Write out the entire listing below exactly, with the pictures left out.

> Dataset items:

╔══

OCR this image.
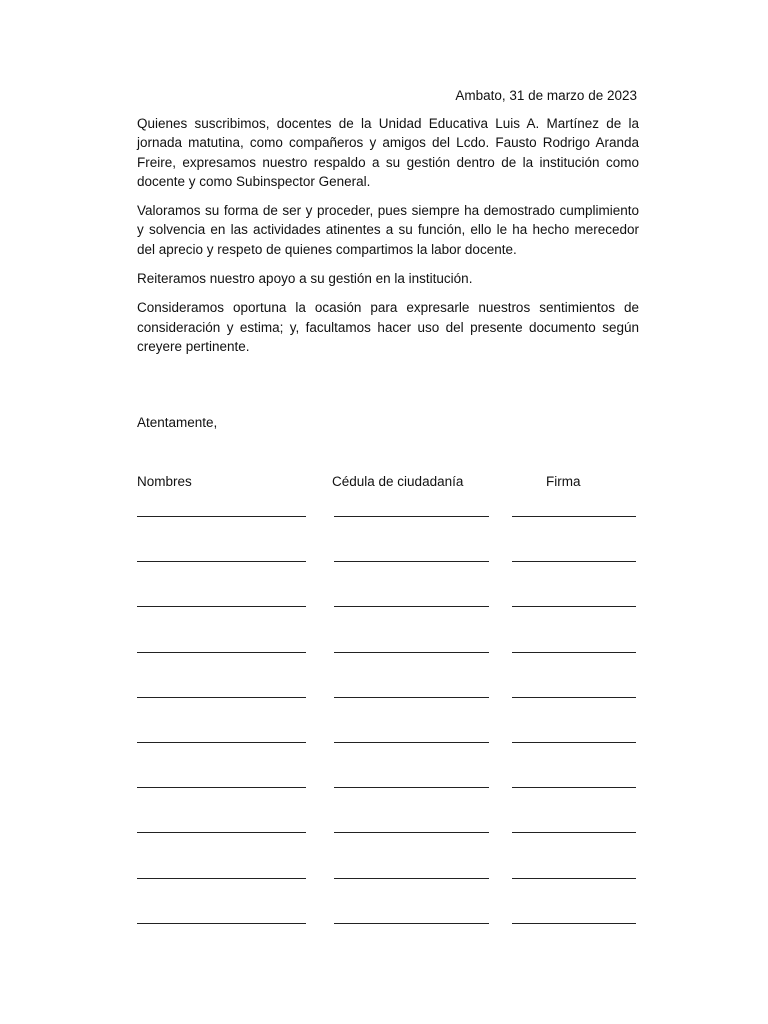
Ambato, 31 de marzo de 2023

Quienes suscribimos, docentes de la Unidad Educativa Luis A. Martínez de la jornada matutina, como compañeros y amigos del Lcdo. Fausto Rodrigo Aranda Freire, expresamos nuestro respaldo a su gestión dentro de la institución como docente y como Subinspector General.

Valoramos su forma de ser y proceder, pues siempre ha demostrado cumplimiento y solvencia en las actividades atinentes a su función, ello le ha hecho merecedor del aprecio y respeto de quienes compartimos la labor docente.

Reiteramos nuestro apoyo a su gestión en la institución.

Consideramos oportuna la ocasión para expresarle nuestros sentimientos de consideración y estima; y, facultamos hacer uso del presente documento según creyere pertinente.

Atentamente,
Nombres	Cédula de ciudadanía	Firma
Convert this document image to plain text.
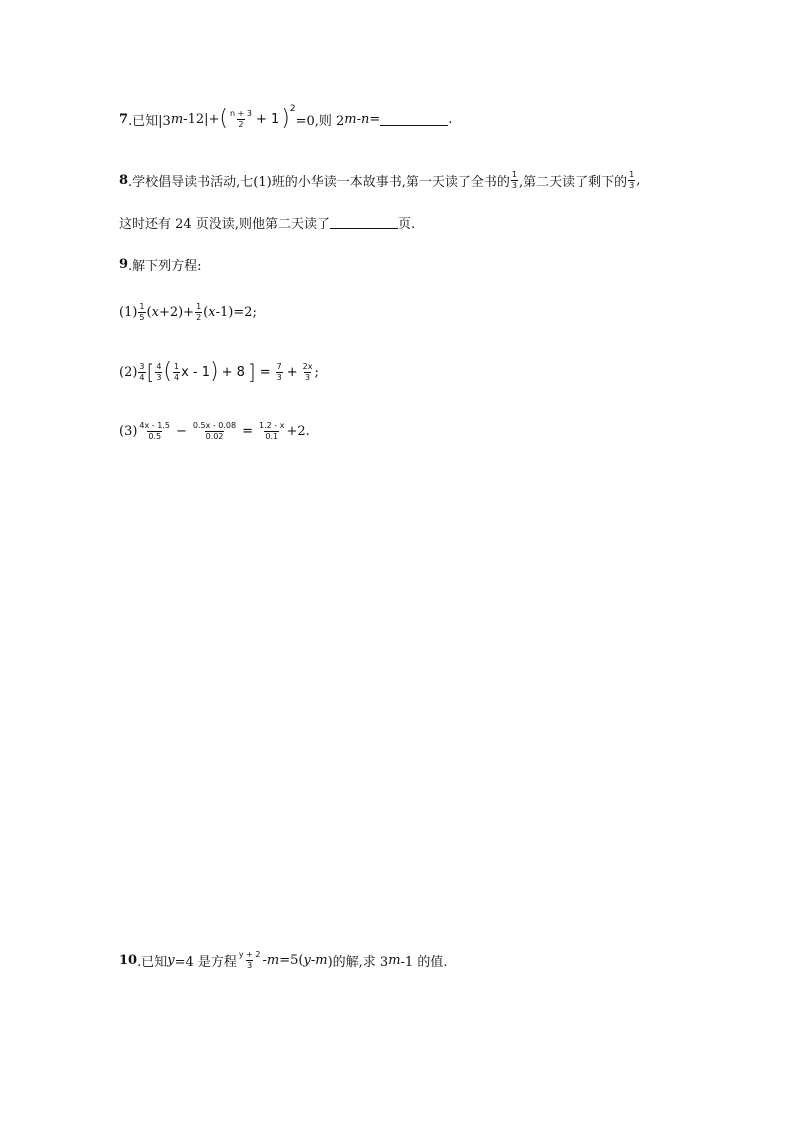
7 .已知|3 m -12|+ ( $\frac{n + 3}{2} + 1$ ) 2
=0,则 2 m - n =	.
8 .学校倡导读书活动,七(1)班的小华读一本故事书,第一天读了全书的 $\frac{1}{3}$ ,第二天读了剩下的 $\frac{1}{3}$ ,
这时还有 24 页没读,则他第二天读了	页.
9 .解下列方程:
$(1) \frac{1}{5}$ ( $x +2)+ \frac{1}{2}$ ( x -1)=2;
$(2) \frac{3}{4}$ [ $\frac{4}{3}$ ( $\frac{1}{4}$ x - 1 ) + 8 ] = $\frac{7}{3} + \frac{2x}{3}$ ;
$(3) \frac{4x - 1.5}{0.5} - \frac{0.5x - 0.08}{0.02} = \frac{1.2 - x}{0.1} +2$.
10 .已知 y =4 是方程 $\frac{y + 2}{3} - m =5$( y - m )的解,求 3 m -1 的值.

╚══

> Answer for the task:
OCR this image.
Ambato, 31 de marzo de 2023

Quienes suscribimos, docentes de la Unidad Educativa Luis A. Martínez de la jornada matutina, como compañeros y amigos del Lcdo. Fausto Rodrigo Aranda Freire, expresamos nuestro respaldo a su gestión dentro de la institución como docente y como Subinspector General.

Valoramos su forma de ser y proceder, pues siempre ha demostrado cumplimiento y solvencia en las actividades atinentes a su función, ello le ha hecho merecedor del aprecio y respeto de quienes compartimos la labor docente.

Reiteramos nuestro apoyo a su gestión en la institución.

Consideramos oportuna la ocasión para expresarle nuestros sentimientos de consideración y estima; y, facultamos hacer uso del presente documento según creyere pertinente.

Atentamente,
Nombres	Cédula de ciudadanía	Firma
Convert this document image to plain text.
7 .已知|3 m -12|+ ( $\frac{n + 3}{2} + 1$ ) 2
=0,则 2 m - n =	.
8 .学校倡导读书活动,七(1)班的小华读一本故事书,第一天读了全书的 $\frac{1}{3}$ ,第二天读了剩下的 $\frac{1}{3}$ ,
这时还有 24 页没读,则他第二天读了	页.
9 .解下列方程:
$(1) \frac{1}{5}$ ( $x +2)+ \frac{1}{2}$ ( x -1)=2;
$(2) \frac{3}{4}$ [ $\frac{4}{3}$ ( $\frac{1}{4}$ x - 1 ) + 8 ] = $\frac{7}{3} + \frac{2x}{3}$ ;
$(3) \frac{4x - 1.5}{0.5} - \frac{0.5x - 0.08}{0.02} = \frac{1.2 - x}{0.1} +2$.
10 .已知 y =4 是方程 $\frac{y + 2}{3} - m =5$( y - m )的解,求 3 m -1 的值.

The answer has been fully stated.